[YOUR TASK] Set each entry down verbatim, omitting images.

[MATERIAL PROVIDED]
· · · · ·
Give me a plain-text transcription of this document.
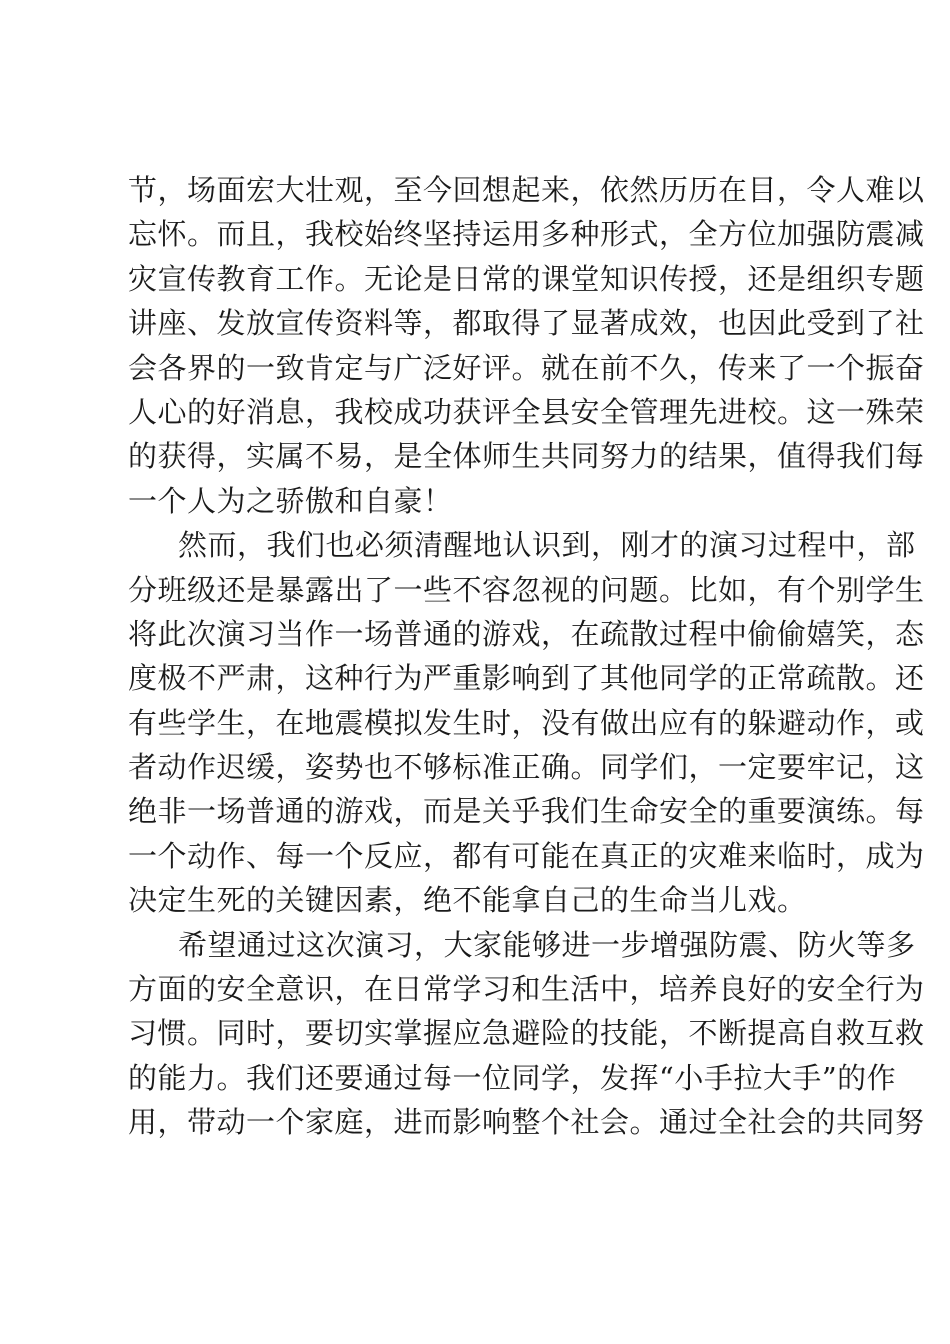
节，场面宏大壮观，至今回想起来，依然历历在目，令人难以
忘怀。而且，我校始终坚持运用多种形式，全方位加强防震减
灾宣传教育工作。无论是日常的课堂知识传授，还是组织专题
讲座、发放宣传资料等，都取得了显著成效，也因此受到了社
会各界的一致肯定与广泛好评。就在前不久，传来了一个振奋
人心的好消息，我校成功获评全县安全管理先进校。这一殊荣
的获得，实属不易，是全体师生共同努力的结果，值得我们每
一个人为之骄傲和自豪！
然而，我们也必须清醒地认识到，刚才的演习过程中，部
分班级还是暴露出了一些不容忽视的问题。比如，有个别学生
将此次演习当作一场普通的游戏，在疏散过程中偷偷嬉笑，态
度极不严肃，这种行为严重影响到了其他同学的正常疏散。还
有些学生，在地震模拟发生时，没有做出应有的躲避动作，或
者动作迟缓，姿势也不够标准正确。同学们，一定要牢记，这
绝非一场普通的游戏，而是关乎我们生命安全的重要演练。每
一个动作、每一个反应，都有可能在真正的灾难来临时，成为
决定生死的关键因素，绝不能拿自己的生命当儿戏。
希望通过这次演习，大家能够进一步增强防震、防火等多
方面的安全意识，在日常学习和生活中，培养良好的安全行为
习惯。同时，要切实掌握应急避险的技能，不断提高自救互救
的能力。我们还要通过每一位同学，发挥“小手拉大手”的作
用，带动一个家庭，进而影响整个社会。通过全社会的共同努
· · · · ·
[FINISHED EXERCISE]
Give me a plain-text transcription of this document.
节，场面宏大壮观，至今回想起来，依然历历在目，令人难以
忘怀。而且，我校始终坚持运用多种形式，全方位加强防震减
灾宣传教育工作。无论是日常的课堂知识传授，还是组织专题
讲座、发放宣传资料等，都取得了显著成效，也因此受到了社
会各界的一致肯定与广泛好评。就在前不久，传来了一个振奋
人心的好消息，我校成功获评全县安全管理先进校。这一殊荣
的获得，实属不易，是全体师生共同努力的结果，值得我们每
一个人为之骄傲和自豪！
然而，我们也必须清醒地认识到，刚才的演习过程中，部
分班级还是暴露出了一些不容忽视的问题。比如，有个别学生
将此次演习当作一场普通的游戏，在疏散过程中偷偷嬉笑，态
度极不严肃，这种行为严重影响到了其他同学的正常疏散。还
有些学生，在地震模拟发生时，没有做出应有的躲避动作，或
者动作迟缓，姿势也不够标准正确。同学们，一定要牢记，这
绝非一场普通的游戏，而是关乎我们生命安全的重要演练。每
一个动作、每一个反应，都有可能在真正的灾难来临时，成为
决定生死的关键因素，绝不能拿自己的生命当儿戏。
希望通过这次演习，大家能够进一步增强防震、防火等多
方面的安全意识，在日常学习和生活中，培养良好的安全行为
习惯。同时，要切实掌握应急避险的技能，不断提高自救互救
的能力。我们还要通过每一位同学，发挥“小手拉大手”的作
用，带动一个家庭，进而影响整个社会。通过全社会的共同努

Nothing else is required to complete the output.